---------- Material supplied ----------
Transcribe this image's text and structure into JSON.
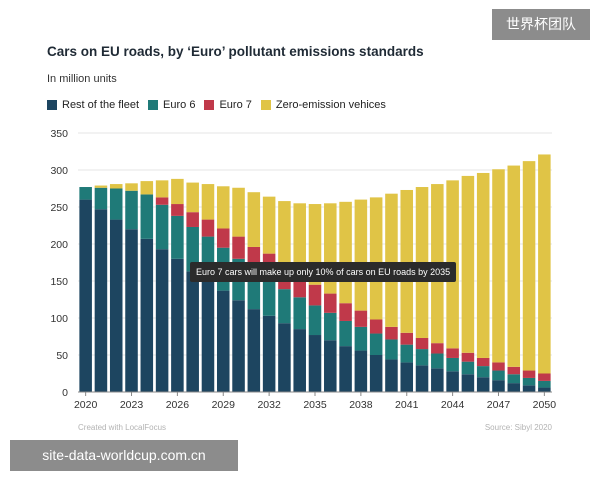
{
  "watermark_top": "世界杯团队",
  "watermark_bottom": "site-data-worldcup.com.cn",
  "chart_data": {
    "type": "bar",
    "stacked": true,
    "title": "Cars on EU roads, by ‘Euro’ pollutant emissions standards",
    "subtitle": "In million units",
    "xlabel": "",
    "ylabel": "",
    "ylim": [
      0,
      350
    ],
    "yticks": [
      0,
      50,
      100,
      150,
      200,
      250,
      300,
      350
    ],
    "grid": true,
    "legend_position": "top-left",
    "x": [
      2020,
      2021,
      2022,
      2023,
      2024,
      2025,
      2026,
      2027,
      2028,
      2029,
      2030,
      2031,
      2032,
      2033,
      2034,
      2035,
      2036,
      2037,
      2038,
      2039,
      2040,
      2041,
      2042,
      2043,
      2044,
      2045,
      2046,
      2047,
      2048,
      2049,
      2050
    ],
    "xtick_labels": [
      "2020",
      "2023",
      "2026",
      "2029",
      "2032",
      "2035",
      "2038",
      "2041",
      "2044",
      "2047",
      "2050"
    ],
    "series": [
      {
        "name": "Rest of the fleet",
        "color": "#1d4560",
        "values": [
          260,
          247,
          233,
          220,
          207,
          193,
          180,
          163,
          150,
          137,
          124,
          112,
          103,
          93,
          85,
          77,
          70,
          62,
          56,
          50,
          44,
          40,
          36,
          32,
          28,
          24,
          20,
          16,
          12,
          9,
          6
        ]
      },
      {
        "name": "Euro 6",
        "color": "#1f7a78",
        "values": [
          17,
          29,
          42,
          52,
          60,
          60,
          58,
          60,
          60,
          58,
          56,
          52,
          50,
          46,
          43,
          40,
          37,
          34,
          32,
          29,
          27,
          24,
          22,
          20,
          18,
          17,
          15,
          13,
          12,
          10,
          9
        ]
      },
      {
        "name": "Euro 7",
        "color": "#c0394a",
        "values": [
          0,
          0,
          0,
          0,
          0,
          10,
          16,
          20,
          23,
          26,
          30,
          32,
          34,
          34,
          31,
          28,
          26,
          24,
          22,
          19,
          17,
          16,
          15,
          14,
          13,
          12,
          11,
          11,
          10,
          10,
          10
        ]
      },
      {
        "name": "Zero-emission vehices",
        "color": "#e0c446",
        "values": [
          0,
          3,
          6,
          10,
          18,
          23,
          34,
          40,
          48,
          57,
          66,
          74,
          77,
          85,
          96,
          109,
          122,
          137,
          150,
          165,
          180,
          193,
          204,
          215,
          227,
          239,
          250,
          261,
          272,
          283,
          296
        ]
      }
    ],
    "annotation": "Euro 7 cars will make up only 10% of cars on EU roads by 2035",
    "credit": "Created with LocalFocus",
    "source": "Source: Sibyl 2020"
  }
}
----------
# Instructions to follow
Lines containing the string "Euro" are to be selected and copied.

# Result
    "title": "Cars on EU roads, by ‘Euro’ pollutant emissions standards",
        "name": "Euro 6",
        "name": "Euro 7",
    "annotation": "Euro 7 cars will make up only 10% of cars on EU roads by 2035",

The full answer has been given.